'''

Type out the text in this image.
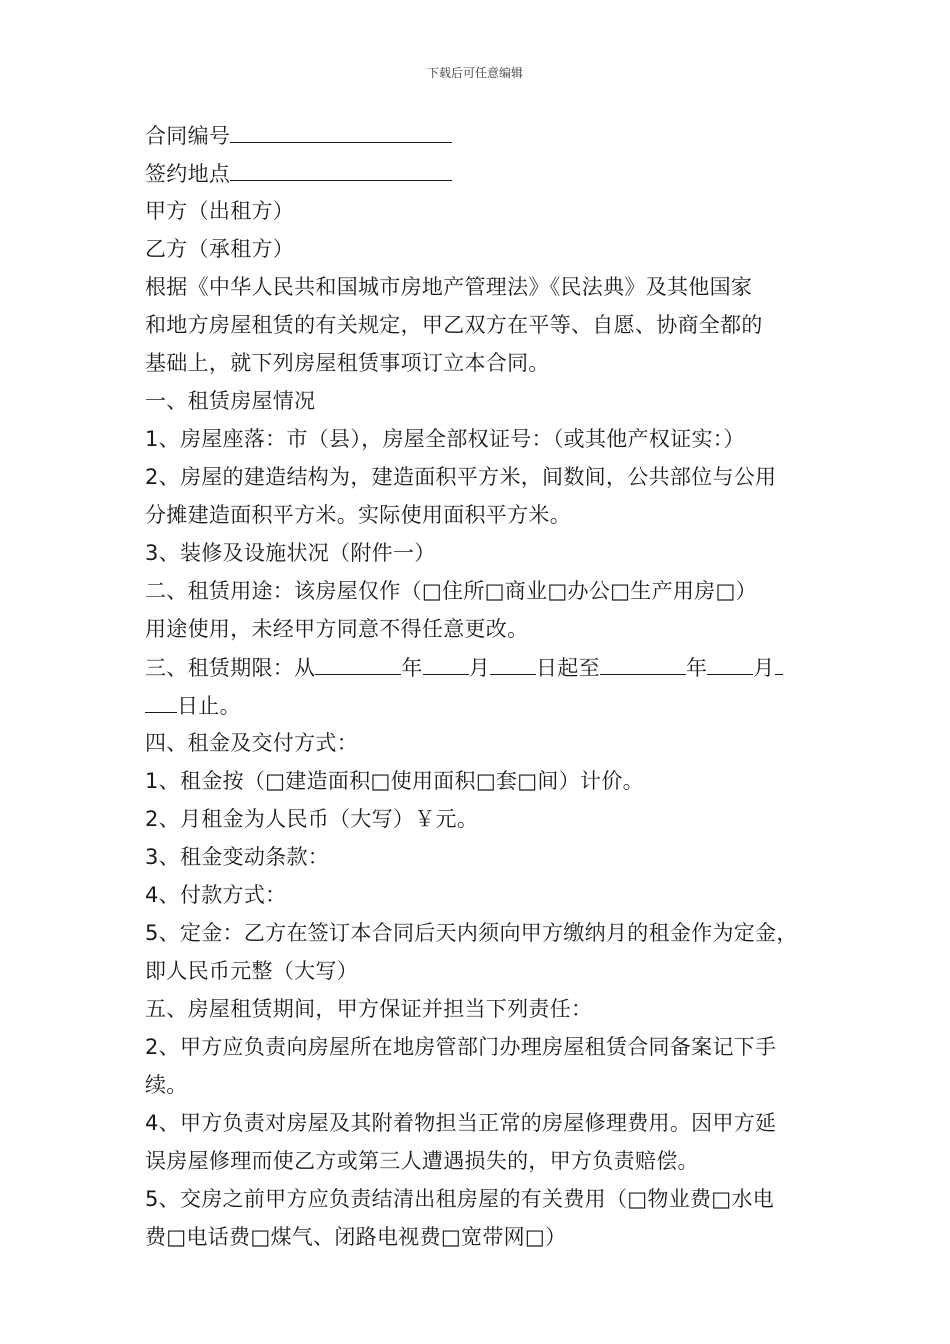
下载后可任意编辑
合同编号
签约地点
甲方（出租方）
乙方（承租方）
根据《中华人民共和国城市房地产管理法》《民法典》及其他国家
和地方房屋租赁的有关规定，甲乙双方在平等、自愿、协商全都的
基础上，就下列房屋租赁事项订立本合同。
一、租赁房屋情况
1、房屋座落：市（县），房屋全部权证号：（或其他产权证实：）
2、房屋的建造结构为，建造面积平方米，间数间，公共部位与公用
分摊建造面积平方米。实际使用面积平方米。
3、装修及设施状况（附件一）
二、租赁用途：该房屋仅作（□住所□商业□办公□生产用房□）
用途使用，未经甲方同意不得任意更改。
三、租赁期限：从	年 月 日起至	年 月
日止。
四、租金及交付方式：
1、租金按（□建造面积□使用面积□套□间）计价。
2、月租金为人民币（大写）￥元。
3、租金变动条款：
4、付款方式：
5、定金：乙方在签订本合同后天内须向甲方缴纳月的租金作为定金，
即人民币元整（大写）
五、房屋租赁期间，甲方保证并担当下列责任：
2、甲方应负责向房屋所在地房管部门办理房屋租赁合同备案记下手
续。
4、甲方负责对房屋及其附着物担当正常的房屋修理费用。因甲方延
误房屋修理而使乙方或第三人遭遇损失的，甲方负责赔偿。
5、交房之前甲方应负责结清出租房屋的有关费用（□物业费□水电
费□电话费□煤气、闭路电视费□宽带网□）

'''

◆ **DIRECTION**
Set down the lines of the records above exactly, apart from the pictures.

◆ **TASK RESULT**
Type out the text in this image.
下载后可任意编辑
合同编号
签约地点
甲方（出租方）
乙方（承租方）
根据《中华人民共和国城市房地产管理法》《民法典》及其他国家
和地方房屋租赁的有关规定，甲乙双方在平等、自愿、协商全都的
基础上，就下列房屋租赁事项订立本合同。
一、租赁房屋情况
1、房屋座落：市（县），房屋全部权证号：（或其他产权证实：）
2、房屋的建造结构为，建造面积平方米，间数间，公共部位与公用
分摊建造面积平方米。实际使用面积平方米。
3、装修及设施状况（附件一）
二、租赁用途：该房屋仅作（□住所□商业□办公□生产用房□）
用途使用，未经甲方同意不得任意更改。
三、租赁期限：从	年 月 日起至	年 月
日止。
四、租金及交付方式：
1、租金按（□建造面积□使用面积□套□间）计价。
2、月租金为人民币（大写）￥元。
3、租金变动条款：
4、付款方式：
5、定金：乙方在签订本合同后天内须向甲方缴纳月的租金作为定金，
即人民币元整（大写）
五、房屋租赁期间，甲方保证并担当下列责任：
2、甲方应负责向房屋所在地房管部门办理房屋租赁合同备案记下手
续。
4、甲方负责对房屋及其附着物担当正常的房屋修理费用。因甲方延
误房屋修理而使乙方或第三人遭遇损失的，甲方负责赔偿。
5、交房之前甲方应负责结清出租房屋的有关费用（□物业费□水电
费□电话费□煤气、闭路电视费□宽带网□）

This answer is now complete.